• **EXERCISE OBJECTIVE**
Repeat the data below word for word, but leave out any pictures.

• **ENTRIES SUPPLIED**
□ □ □ □ □
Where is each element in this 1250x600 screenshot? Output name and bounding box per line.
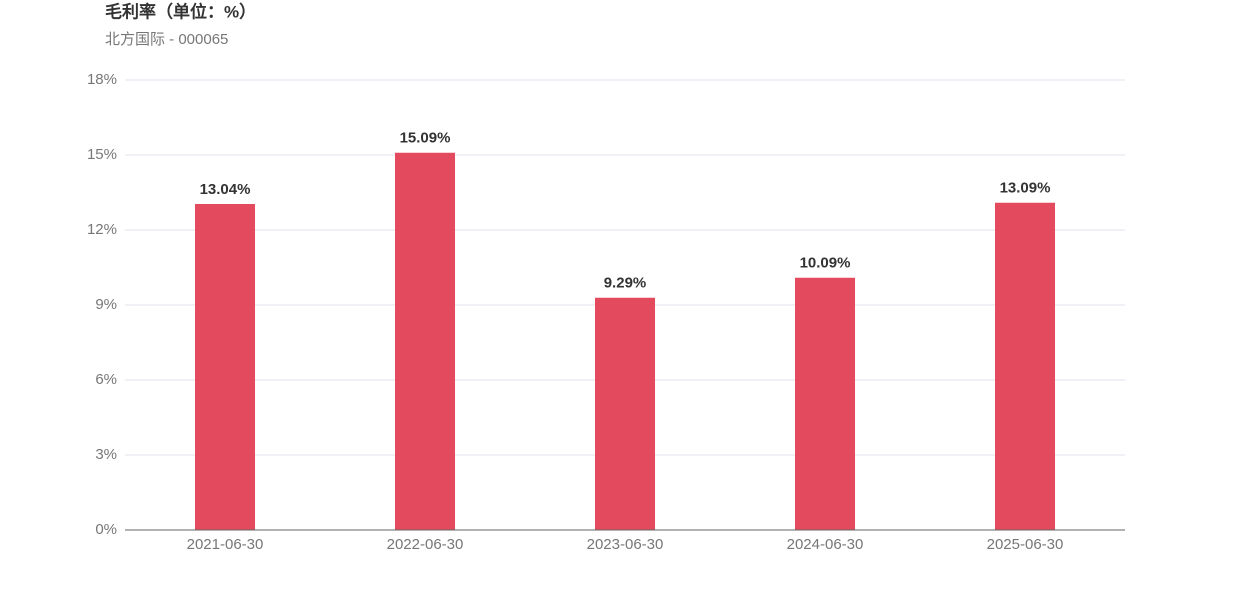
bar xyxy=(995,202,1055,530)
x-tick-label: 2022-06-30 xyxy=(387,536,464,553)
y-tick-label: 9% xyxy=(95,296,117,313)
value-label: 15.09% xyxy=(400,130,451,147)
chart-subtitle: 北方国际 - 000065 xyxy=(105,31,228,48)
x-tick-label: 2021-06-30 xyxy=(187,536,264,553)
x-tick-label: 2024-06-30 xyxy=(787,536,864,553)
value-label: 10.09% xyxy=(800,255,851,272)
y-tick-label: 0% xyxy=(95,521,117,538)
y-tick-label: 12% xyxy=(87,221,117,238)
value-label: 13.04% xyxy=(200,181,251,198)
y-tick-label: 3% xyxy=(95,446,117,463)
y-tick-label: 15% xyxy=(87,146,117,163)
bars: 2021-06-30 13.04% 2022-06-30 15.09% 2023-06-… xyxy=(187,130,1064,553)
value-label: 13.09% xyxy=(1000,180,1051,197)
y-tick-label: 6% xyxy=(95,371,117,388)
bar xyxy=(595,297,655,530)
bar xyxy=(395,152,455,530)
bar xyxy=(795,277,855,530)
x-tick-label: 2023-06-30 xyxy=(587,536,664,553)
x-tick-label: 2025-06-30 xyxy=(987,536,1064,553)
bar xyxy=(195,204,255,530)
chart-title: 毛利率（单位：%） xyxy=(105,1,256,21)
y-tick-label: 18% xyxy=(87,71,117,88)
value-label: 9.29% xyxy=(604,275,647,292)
□ □ □ □ □
• **FINISHED EXERCISE**
Where is each element in this 1250x600 screenshot? Output name and bounding box per line.
bar xyxy=(995,202,1055,530)
x-tick-label: 2022-06-30 xyxy=(387,536,464,553)
y-tick-label: 9% xyxy=(95,296,117,313)
value-label: 15.09% xyxy=(400,130,451,147)
chart-subtitle: 北方国际 - 000065 xyxy=(105,31,228,48)
x-tick-label: 2021-06-30 xyxy=(187,536,264,553)
x-tick-label: 2024-06-30 xyxy=(787,536,864,553)
value-label: 10.09% xyxy=(800,255,851,272)
y-tick-label: 0% xyxy=(95,521,117,538)
y-tick-label: 12% xyxy=(87,221,117,238)
value-label: 13.04% xyxy=(200,181,251,198)
y-tick-label: 3% xyxy=(95,446,117,463)
y-tick-label: 15% xyxy=(87,146,117,163)
bars: 2021-06-30 13.04% 2022-06-30 15.09% 2023-06-… xyxy=(187,130,1064,553)
value-label: 13.09% xyxy=(1000,180,1051,197)
y-tick-label: 6% xyxy=(95,371,117,388)
bar xyxy=(595,297,655,530)
bar xyxy=(395,152,455,530)
bar xyxy=(795,277,855,530)
x-tick-label: 2023-06-30 xyxy=(587,536,664,553)
x-tick-label: 2025-06-30 xyxy=(987,536,1064,553)
bar xyxy=(195,204,255,530)
chart-title: 毛利率（单位：%） xyxy=(105,1,256,21)
y-tick-label: 18% xyxy=(87,71,117,88)
value-label: 9.29% xyxy=(604,275,647,292)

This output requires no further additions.